◆ Records for the exercise:
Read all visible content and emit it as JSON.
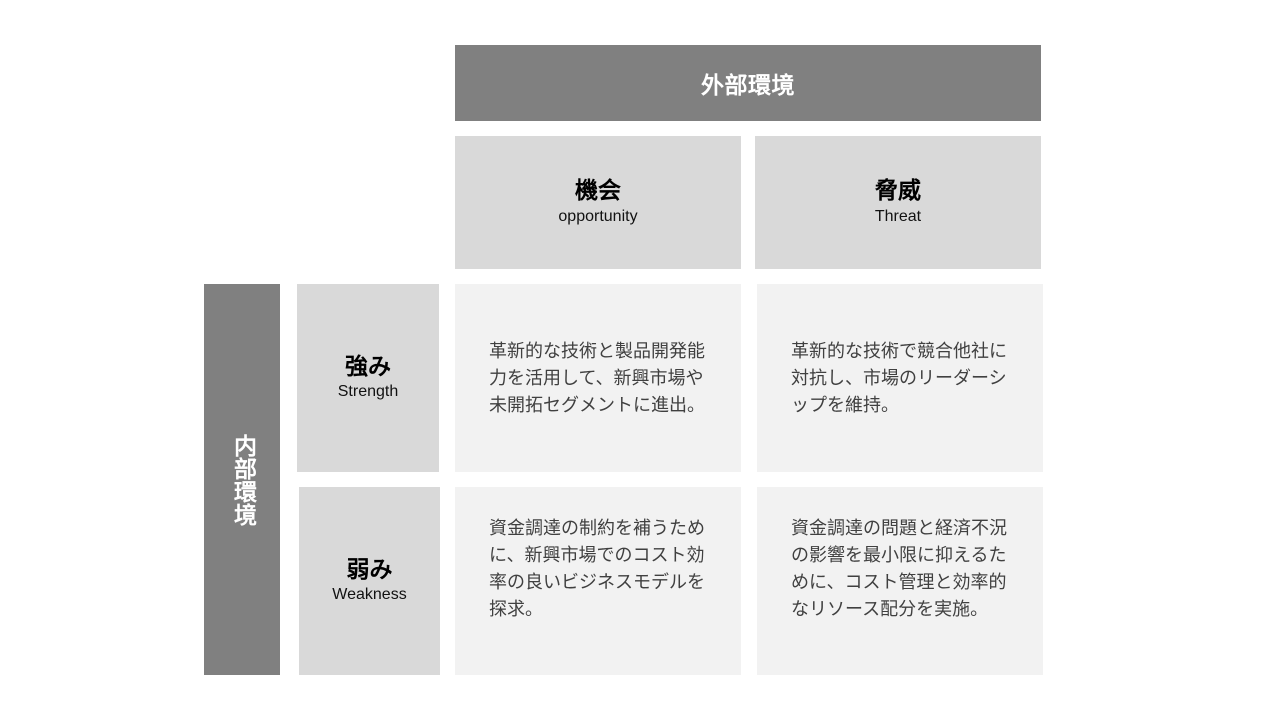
{
  "external": {
    "label": "外部環境"
  },
  "internal": {
    "label": "内部環境"
  },
  "columns": {
    "opportunity": {
      "jp": "機会",
      "en": "opportunity"
    },
    "threat": {
      "jp": "脅威",
      "en": "Threat"
    }
  },
  "rows": {
    "strength": {
      "jp": "強み",
      "en": "Strength"
    },
    "weakness": {
      "jp": "弱み",
      "en": "Weakness"
    }
  },
  "cells": {
    "strength_opportunity": "革新的な技術と製品開発能力を活用して、新興市場や未開拓セグメントに進出。",
    "strength_threat": "革新的な技術で競合他社に対抗し、市場のリーダーシップを維持。",
    "weakness_opportunity": "資金調達の制約を補うために、新興市場でのコスト効率の良いビジネスモデルを探求。",
    "weakness_threat": "資金調達の問題と経済不況の影響を最小限に抑えるために、コスト管理と効率的なリソース配分を実施。"
  }
}
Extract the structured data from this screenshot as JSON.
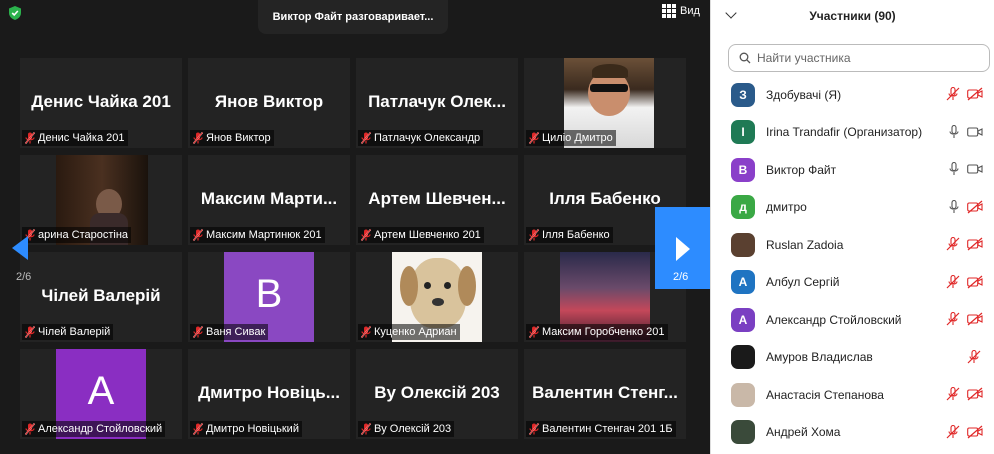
{
  "topbar": {
    "speaking": "Виктор Файт разговаривает...",
    "view_label": "Вид"
  },
  "tiles": [
    {
      "big": "Денис Чайка 201",
      "label": "Денис Чайка 201"
    },
    {
      "big": "Янов Виктор",
      "label": "Янов Виктор"
    },
    {
      "big": "Патлачук  Олек...",
      "label": "Патлачук Олександр"
    },
    {
      "big": "",
      "label": "Циліо Дмитро"
    },
    {
      "big": "",
      "label": "арина Старостіна"
    },
    {
      "big": "Максим  Марти...",
      "label": "Максим Мартинюк 201"
    },
    {
      "big": "Артем  Шевчен...",
      "label": "Артем Шевченко 201"
    },
    {
      "big": "Ілля Бабенко",
      "label": "Ілля Бабенко"
    },
    {
      "big": "Чілей Валерій",
      "label": "Чілей Валерій"
    },
    {
      "big": "B",
      "label": "Ваня Сивак"
    },
    {
      "big": "",
      "label": "Куценко Адриан"
    },
    {
      "big": "",
      "label": "Максим Горобченко 201"
    },
    {
      "big": "A",
      "label": "Александр Стойловский"
    },
    {
      "big": "Дмитро Новіць...",
      "label": "Дмитро Новіцький"
    },
    {
      "big": "Ву Олексій 203",
      "label": "Ву Олексій 203"
    },
    {
      "big": "Валентин  Стенг...",
      "label": "Валентин Стенгач 201 1Б"
    }
  ],
  "pager": {
    "left": "2/6",
    "right": "2/6"
  },
  "panel": {
    "title": "Участники (90)",
    "search_placeholder": "Найти участника",
    "participants": [
      {
        "initial": "З",
        "color": "#2a5a8a",
        "name": "Здобувачі (Я)"
      },
      {
        "initial": "I",
        "color": "#1f7a55",
        "name": "Irina Trandafir (Организатор)"
      },
      {
        "initial": "В",
        "color": "#8a3fc9",
        "name": "Виктор Файт"
      },
      {
        "initial": "д",
        "color": "#3aa845",
        "name": "дмитро"
      },
      {
        "initial": "",
        "color": "#5a4030",
        "name": "Ruslan Zadoia"
      },
      {
        "initial": "А",
        "color": "#1f74c2",
        "name": "Албул Сергій"
      },
      {
        "initial": "А",
        "color": "#7a3fc2",
        "name": "Александр Стойловский"
      },
      {
        "initial": "",
        "color": "#1a1a1a",
        "name": "Амуров Владислав"
      },
      {
        "initial": "",
        "color": "#c9b8a8",
        "name": "Анастасія Степанова"
      },
      {
        "initial": "",
        "color": "#3a4a3a",
        "name": "Андрей Хома"
      }
    ]
  },
  "colors": {
    "accent": "#2d8cff",
    "muted_red": "#e02828",
    "dark_bg": "#1a1a1a"
  }
}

◆ Problem details: Restate the data above word for word. Skip every picture.

◆ Exercise solution:
Read all visible content and emit it as JSON.
{
  "external": {
    "label": "外部環境"
  },
  "internal": {
    "label": "内部環境"
  },
  "columns": {
    "opportunity": {
      "jp": "機会",
      "en": "opportunity"
    },
    "threat": {
      "jp": "脅威",
      "en": "Threat"
    }
  },
  "rows": {
    "strength": {
      "jp": "強み",
      "en": "Strength"
    },
    "weakness": {
      "jp": "弱み",
      "en": "Weakness"
    }
  },
  "cells": {
    "strength_opportunity": "革新的な技術と製品開発能力を活用して、新興市場や未開拓セグメントに進出。",
    "strength_threat": "革新的な技術で競合他社に対抗し、市場のリーダーシップを維持。",
    "weakness_opportunity": "資金調達の制約を補うために、新興市場でのコスト効率の良いビジネスモデルを探求。",
    "weakness_threat": "資金調達の問題と経済不況の影響を最小限に抑えるために、コスト管理と効率的なリソース配分を実施。"
  }
}
Extract the structured data from this screenshot as JSON.
{
  "topbar": {
    "speaking": "Виктор Файт разговаривает...",
    "view_label": "Вид"
  },
  "tiles": [
    {
      "big": "Денис Чайка 201",
      "label": "Денис Чайка 201"
    },
    {
      "big": "Янов Виктор",
      "label": "Янов Виктор"
    },
    {
      "big": "Патлачук  Олек...",
      "label": "Патлачук Олександр"
    },
    {
      "big": "",
      "label": "Циліо Дмитро"
    },
    {
      "big": "",
      "label": "арина Старостіна"
    },
    {
      "big": "Максим  Марти...",
      "label": "Максим Мартинюк 201"
    },
    {
      "big": "Артем  Шевчен...",
      "label": "Артем Шевченко 201"
    },
    {
      "big": "Ілля Бабенко",
      "label": "Ілля Бабенко"
    },
    {
      "big": "Чілей Валерій",
      "label": "Чілей Валерій"
    },
    {
      "big": "B",
      "label": "Ваня Сивак"
    },
    {
      "big": "",
      "label": "Куценко Адриан"
    },
    {
      "big": "",
      "label": "Максим Горобченко 201"
    },
    {
      "big": "A",
      "label": "Александр Стойловский"
    },
    {
      "big": "Дмитро Новіць...",
      "label": "Дмитро Новіцький"
    },
    {
      "big": "Ву Олексій 203",
      "label": "Ву Олексій 203"
    },
    {
      "big": "Валентин  Стенг...",
      "label": "Валентин Стенгач 201 1Б"
    }
  ],
  "pager": {
    "left": "2/6",
    "right": "2/6"
  },
  "panel": {
    "title": "Участники (90)",
    "search_placeholder": "Найти участника",
    "participants": [
      {
        "initial": "З",
        "color": "#2a5a8a",
        "name": "Здобувачі (Я)"
      },
      {
        "initial": "I",
        "color": "#1f7a55",
        "name": "Irina Trandafir (Организатор)"
      },
      {
        "initial": "В",
        "color": "#8a3fc9",
        "name": "Виктор Файт"
      },
      {
        "initial": "д",
        "color": "#3aa845",
        "name": "дмитро"
      },
      {
        "initial": "",
        "color": "#5a4030",
        "name": "Ruslan Zadoia"
      },
      {
        "initial": "А",
        "color": "#1f74c2",
        "name": "Албул Сергій"
      },
      {
        "initial": "А",
        "color": "#7a3fc2",
        "name": "Александр Стойловский"
      },
      {
        "initial": "",
        "color": "#1a1a1a",
        "name": "Амуров Владислав"
      },
      {
        "initial": "",
        "color": "#c9b8a8",
        "name": "Анастасія Степанова"
      },
      {
        "initial": "",
        "color": "#3a4a3a",
        "name": "Андрей Хома"
      }
    ]
  },
  "colors": {
    "accent": "#2d8cff",
    "muted_red": "#e02828",
    "dark_bg": "#1a1a1a"
  }
}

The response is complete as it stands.